• Directions
Restate, word for word, all of the material shown below.

Data items
** START **

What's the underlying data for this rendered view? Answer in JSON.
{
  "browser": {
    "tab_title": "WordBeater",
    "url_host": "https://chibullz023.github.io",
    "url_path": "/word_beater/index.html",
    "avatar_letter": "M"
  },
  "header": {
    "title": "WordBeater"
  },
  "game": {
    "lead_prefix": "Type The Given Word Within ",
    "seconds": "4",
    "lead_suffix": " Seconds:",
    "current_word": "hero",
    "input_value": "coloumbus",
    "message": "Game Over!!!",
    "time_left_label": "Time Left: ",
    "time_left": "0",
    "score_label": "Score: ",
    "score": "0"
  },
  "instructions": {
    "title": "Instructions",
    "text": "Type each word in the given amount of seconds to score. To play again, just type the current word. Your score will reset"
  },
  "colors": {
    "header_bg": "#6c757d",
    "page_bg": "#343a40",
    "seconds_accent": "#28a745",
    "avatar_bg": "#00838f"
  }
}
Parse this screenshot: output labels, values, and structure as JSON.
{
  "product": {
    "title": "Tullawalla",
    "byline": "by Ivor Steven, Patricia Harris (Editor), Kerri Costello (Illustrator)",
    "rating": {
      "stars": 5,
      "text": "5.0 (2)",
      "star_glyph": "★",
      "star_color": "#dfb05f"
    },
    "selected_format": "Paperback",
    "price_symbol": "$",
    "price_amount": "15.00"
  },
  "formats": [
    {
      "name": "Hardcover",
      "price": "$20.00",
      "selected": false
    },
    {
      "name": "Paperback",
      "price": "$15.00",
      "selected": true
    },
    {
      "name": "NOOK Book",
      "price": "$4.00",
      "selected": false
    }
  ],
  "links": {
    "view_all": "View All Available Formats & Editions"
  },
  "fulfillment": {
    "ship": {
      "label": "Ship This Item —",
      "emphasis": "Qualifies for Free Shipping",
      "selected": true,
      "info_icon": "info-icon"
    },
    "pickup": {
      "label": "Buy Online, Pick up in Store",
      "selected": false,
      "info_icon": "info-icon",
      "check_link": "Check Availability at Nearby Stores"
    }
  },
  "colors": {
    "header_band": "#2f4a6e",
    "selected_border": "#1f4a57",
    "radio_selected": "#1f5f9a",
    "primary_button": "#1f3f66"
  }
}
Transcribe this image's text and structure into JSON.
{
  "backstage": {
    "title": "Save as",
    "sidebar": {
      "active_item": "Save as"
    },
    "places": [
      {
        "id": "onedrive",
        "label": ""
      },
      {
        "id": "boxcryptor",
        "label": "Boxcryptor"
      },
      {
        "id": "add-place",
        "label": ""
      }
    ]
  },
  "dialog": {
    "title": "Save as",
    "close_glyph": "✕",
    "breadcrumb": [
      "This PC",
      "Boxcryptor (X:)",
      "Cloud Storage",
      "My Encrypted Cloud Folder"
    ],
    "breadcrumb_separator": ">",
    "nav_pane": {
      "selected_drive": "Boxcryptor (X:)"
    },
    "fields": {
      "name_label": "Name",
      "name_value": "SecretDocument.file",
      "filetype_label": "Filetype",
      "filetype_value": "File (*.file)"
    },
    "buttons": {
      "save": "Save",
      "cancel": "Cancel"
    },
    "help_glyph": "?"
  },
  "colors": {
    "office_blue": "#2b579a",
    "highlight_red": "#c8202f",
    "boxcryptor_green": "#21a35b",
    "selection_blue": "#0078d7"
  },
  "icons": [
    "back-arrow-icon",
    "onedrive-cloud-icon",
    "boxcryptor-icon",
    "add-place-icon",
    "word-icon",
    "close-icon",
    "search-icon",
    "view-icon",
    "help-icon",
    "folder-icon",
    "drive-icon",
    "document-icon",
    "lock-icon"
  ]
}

** END **

• Written answer
What's the underlying data for this rendered view? Answer in JSON.
{
  "browser": {
    "tab_title": "WordBeater",
    "url_host": "https://chibullz023.github.io",
    "url_path": "/word_beater/index.html",
    "avatar_letter": "M"
  },
  "header": {
    "title": "WordBeater"
  },
  "game": {
    "lead_prefix": "Type The Given Word Within ",
    "seconds": "4",
    "lead_suffix": " Seconds:",
    "current_word": "hero",
    "input_value": "coloumbus",
    "message": "Game Over!!!",
    "time_left_label": "Time Left: ",
    "time_left": "0",
    "score_label": "Score: ",
    "score": "0"
  },
  "instructions": {
    "title": "Instructions",
    "text": "Type each word in the given amount of seconds to score. To play again, just type the current word. Your score will reset"
  },
  "colors": {
    "header_bg": "#6c757d",
    "page_bg": "#343a40",
    "seconds_accent": "#28a745",
    "avatar_bg": "#00838f"
  }
}
Parse this screenshot: output labels, values, and structure as JSON.
{
  "product": {
    "title": "Tullawalla",
    "byline": "by Ivor Steven, Patricia Harris (Editor), Kerri Costello (Illustrator)",
    "rating": {
      "stars": 5,
      "text": "5.0 (2)",
      "star_glyph": "★",
      "star_color": "#dfb05f"
    },
    "selected_format": "Paperback",
    "price_symbol": "$",
    "price_amount": "15.00"
  },
  "formats": [
    {
      "name": "Hardcover",
      "price": "$20.00",
      "selected": false
    },
    {
      "name": "Paperback",
      "price": "$15.00",
      "selected": true
    },
    {
      "name": "NOOK Book",
      "price": "$4.00",
      "selected": false
    }
  ],
  "links": {
    "view_all": "View All Available Formats & Editions"
  },
  "fulfillment": {
    "ship": {
      "label": "Ship This Item —",
      "emphasis": "Qualifies for Free Shipping",
      "selected": true,
      "info_icon": "info-icon"
    },
    "pickup": {
      "label": "Buy Online, Pick up in Store",
      "selected": false,
      "info_icon": "info-icon",
      "check_link": "Check Availability at Nearby Stores"
    }
  },
  "colors": {
    "header_band": "#2f4a6e",
    "selected_border": "#1f4a57",
    "radio_selected": "#1f5f9a",
    "primary_button": "#1f3f66"
  }
}
Transcribe this image's text and structure into JSON.
{
  "backstage": {
    "title": "Save as",
    "sidebar": {
      "active_item": "Save as"
    },
    "places": [
      {
        "id": "onedrive",
        "label": ""
      },
      {
        "id": "boxcryptor",
        "label": "Boxcryptor"
      },
      {
        "id": "add-place",
        "label": ""
      }
    ]
  },
  "dialog": {
    "title": "Save as",
    "close_glyph": "✕",
    "breadcrumb": [
      "This PC",
      "Boxcryptor (X:)",
      "Cloud Storage",
      "My Encrypted Cloud Folder"
    ],
    "breadcrumb_separator": ">",
    "nav_pane": {
      "selected_drive": "Boxcryptor (X:)"
    },
    "fields": {
      "name_label": "Name",
      "name_value": "SecretDocument.file",
      "filetype_label": "Filetype",
      "filetype_value": "File (*.file)"
    },
    "buttons": {
      "save": "Save",
      "cancel": "Cancel"
    },
    "help_glyph": "?"
  },
  "colors": {
    "office_blue": "#2b579a",
    "highlight_red": "#c8202f",
    "boxcryptor_green": "#21a35b",
    "selection_blue": "#0078d7"
  },
  "icons": [
    "back-arrow-icon",
    "onedrive-cloud-icon",
    "boxcryptor-icon",
    "add-place-icon",
    "word-icon",
    "close-icon",
    "search-icon",
    "view-icon",
    "help-icon",
    "folder-icon",
    "drive-icon",
    "document-icon",
    "lock-icon"
  ]
}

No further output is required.